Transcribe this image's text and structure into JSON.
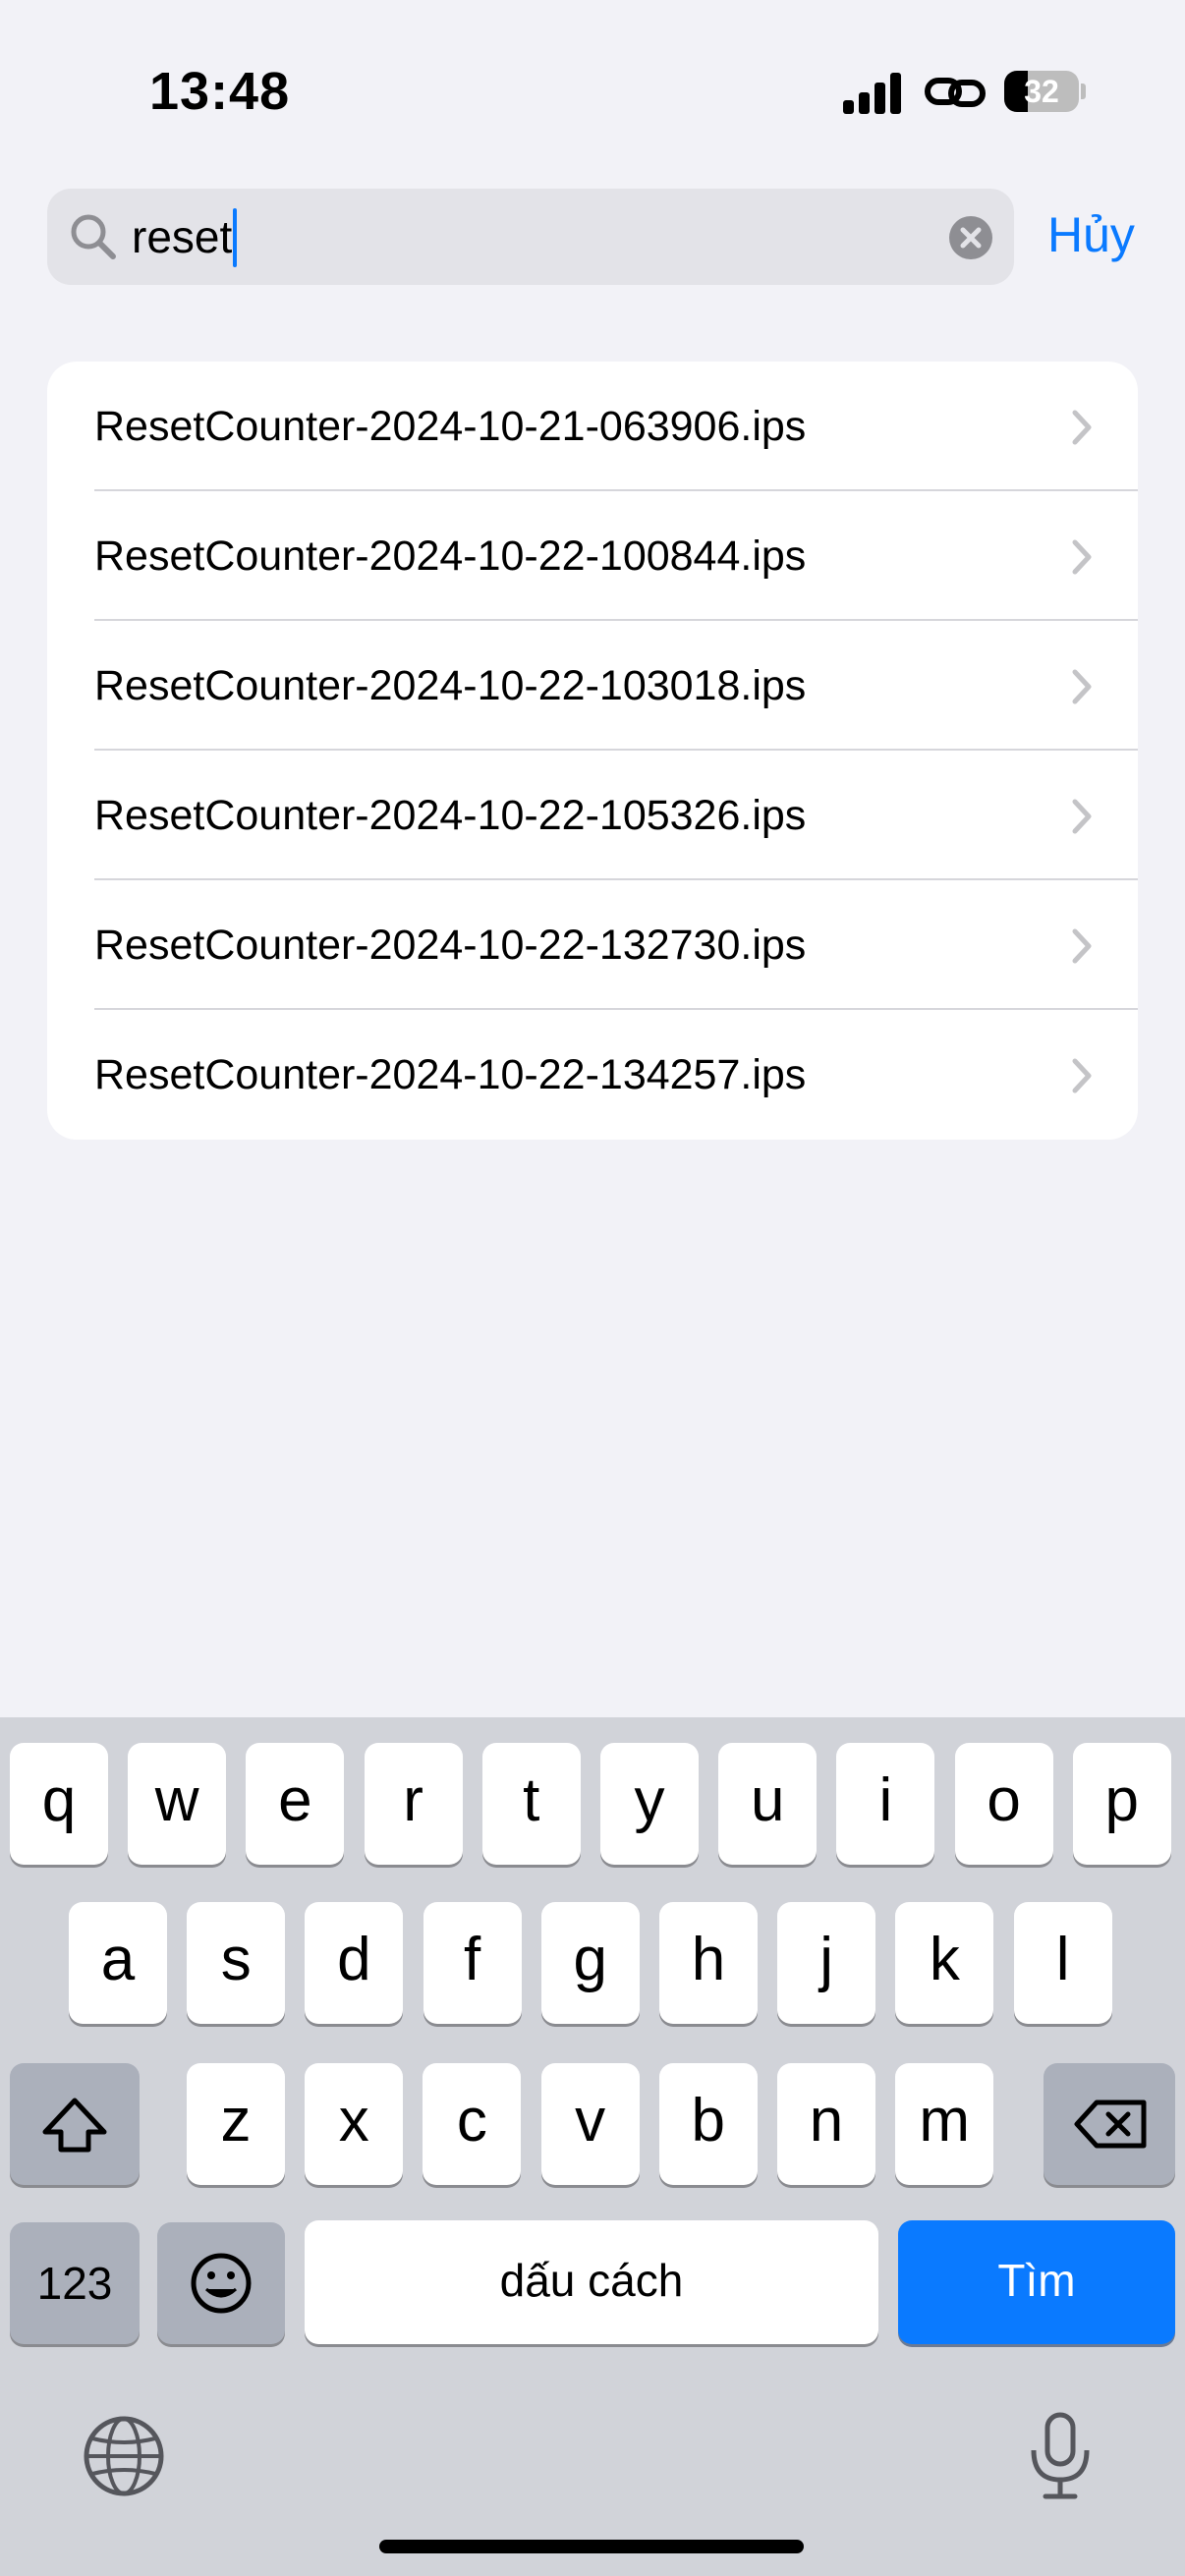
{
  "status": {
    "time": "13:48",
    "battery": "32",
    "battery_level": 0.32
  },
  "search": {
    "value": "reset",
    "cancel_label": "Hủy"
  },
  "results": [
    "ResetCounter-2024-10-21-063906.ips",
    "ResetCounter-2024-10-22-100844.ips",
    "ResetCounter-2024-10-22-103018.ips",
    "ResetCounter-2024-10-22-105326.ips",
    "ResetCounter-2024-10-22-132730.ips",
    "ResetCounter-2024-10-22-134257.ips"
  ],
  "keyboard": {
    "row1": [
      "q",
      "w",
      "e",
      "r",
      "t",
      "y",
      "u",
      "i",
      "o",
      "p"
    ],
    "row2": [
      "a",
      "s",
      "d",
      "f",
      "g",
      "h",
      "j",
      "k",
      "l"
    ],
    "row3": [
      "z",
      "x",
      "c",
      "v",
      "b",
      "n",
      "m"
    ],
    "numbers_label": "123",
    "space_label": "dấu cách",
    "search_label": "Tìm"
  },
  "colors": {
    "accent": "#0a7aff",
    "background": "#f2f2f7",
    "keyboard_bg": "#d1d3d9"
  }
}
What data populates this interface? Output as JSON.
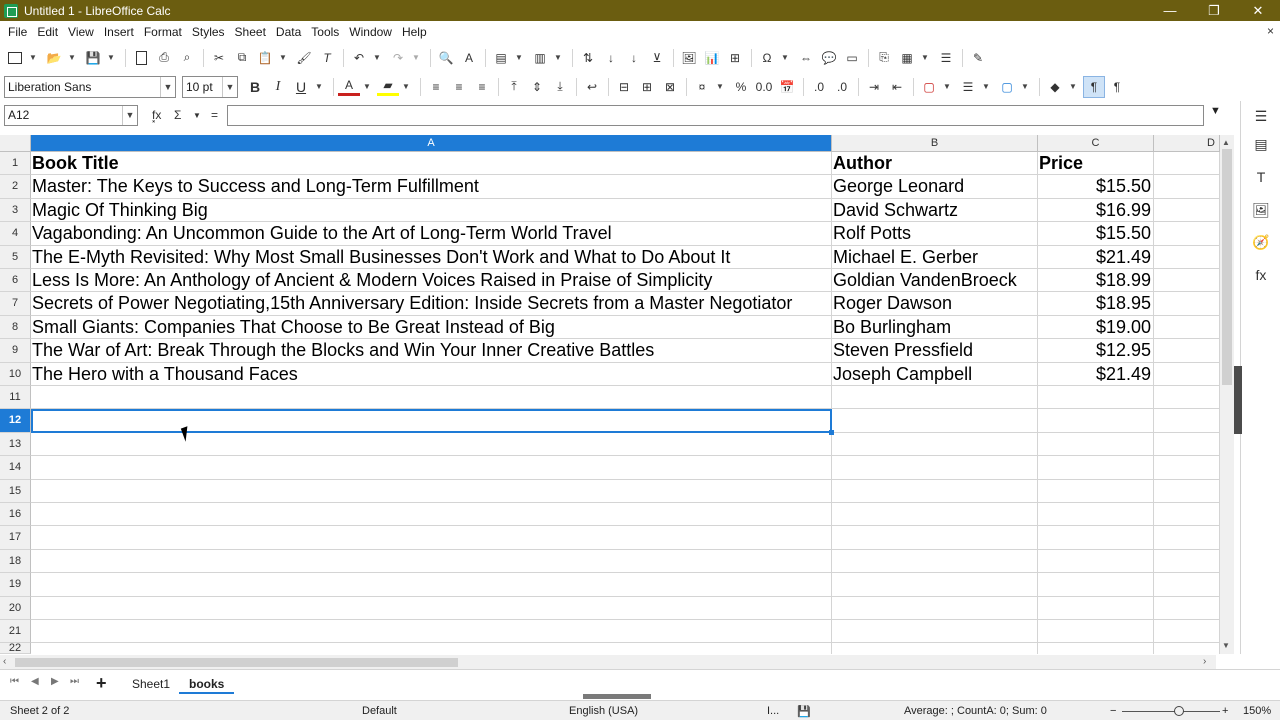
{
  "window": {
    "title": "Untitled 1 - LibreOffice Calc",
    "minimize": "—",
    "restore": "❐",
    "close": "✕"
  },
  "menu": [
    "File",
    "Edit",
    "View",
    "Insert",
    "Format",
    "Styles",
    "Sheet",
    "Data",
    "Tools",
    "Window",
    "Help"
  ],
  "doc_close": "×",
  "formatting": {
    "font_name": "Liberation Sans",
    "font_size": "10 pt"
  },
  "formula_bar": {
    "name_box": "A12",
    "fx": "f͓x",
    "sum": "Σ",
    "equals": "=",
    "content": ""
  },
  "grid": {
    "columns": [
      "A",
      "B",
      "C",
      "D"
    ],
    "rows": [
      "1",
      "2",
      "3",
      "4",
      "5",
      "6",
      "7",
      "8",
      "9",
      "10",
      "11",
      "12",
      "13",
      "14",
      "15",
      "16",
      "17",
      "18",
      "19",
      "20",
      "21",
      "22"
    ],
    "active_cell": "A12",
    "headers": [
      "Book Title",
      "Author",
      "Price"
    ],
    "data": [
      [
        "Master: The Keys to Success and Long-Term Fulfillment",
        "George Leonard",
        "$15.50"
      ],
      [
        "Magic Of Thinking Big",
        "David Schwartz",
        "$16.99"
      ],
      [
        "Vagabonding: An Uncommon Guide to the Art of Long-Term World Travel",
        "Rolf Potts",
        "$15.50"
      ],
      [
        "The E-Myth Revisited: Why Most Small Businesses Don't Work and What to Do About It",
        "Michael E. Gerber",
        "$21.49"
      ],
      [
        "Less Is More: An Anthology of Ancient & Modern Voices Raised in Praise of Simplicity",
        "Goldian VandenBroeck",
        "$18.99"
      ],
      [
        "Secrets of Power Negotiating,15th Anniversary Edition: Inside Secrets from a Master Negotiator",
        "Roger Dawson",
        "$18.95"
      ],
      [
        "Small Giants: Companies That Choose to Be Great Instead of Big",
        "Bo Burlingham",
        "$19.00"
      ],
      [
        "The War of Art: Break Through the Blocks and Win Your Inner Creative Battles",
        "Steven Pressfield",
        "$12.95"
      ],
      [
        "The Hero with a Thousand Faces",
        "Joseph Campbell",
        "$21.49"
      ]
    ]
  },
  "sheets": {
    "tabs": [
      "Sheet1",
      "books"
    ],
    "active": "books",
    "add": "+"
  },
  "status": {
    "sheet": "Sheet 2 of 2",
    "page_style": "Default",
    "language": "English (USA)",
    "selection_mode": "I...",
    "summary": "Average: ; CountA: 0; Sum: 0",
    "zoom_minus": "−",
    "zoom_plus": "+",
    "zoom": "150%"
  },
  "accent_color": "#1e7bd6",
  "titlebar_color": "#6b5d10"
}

☆ ☆ ☆ ☆

#### [PROMPT]
From the entries, report each line that includes the word "What".

#### [ANSWER FOR THE TASK]
What data populates this interface? Output as JSON.
        "The E-Myth Revisited: Why Most Small Businesses Don't Work and What to Do About It",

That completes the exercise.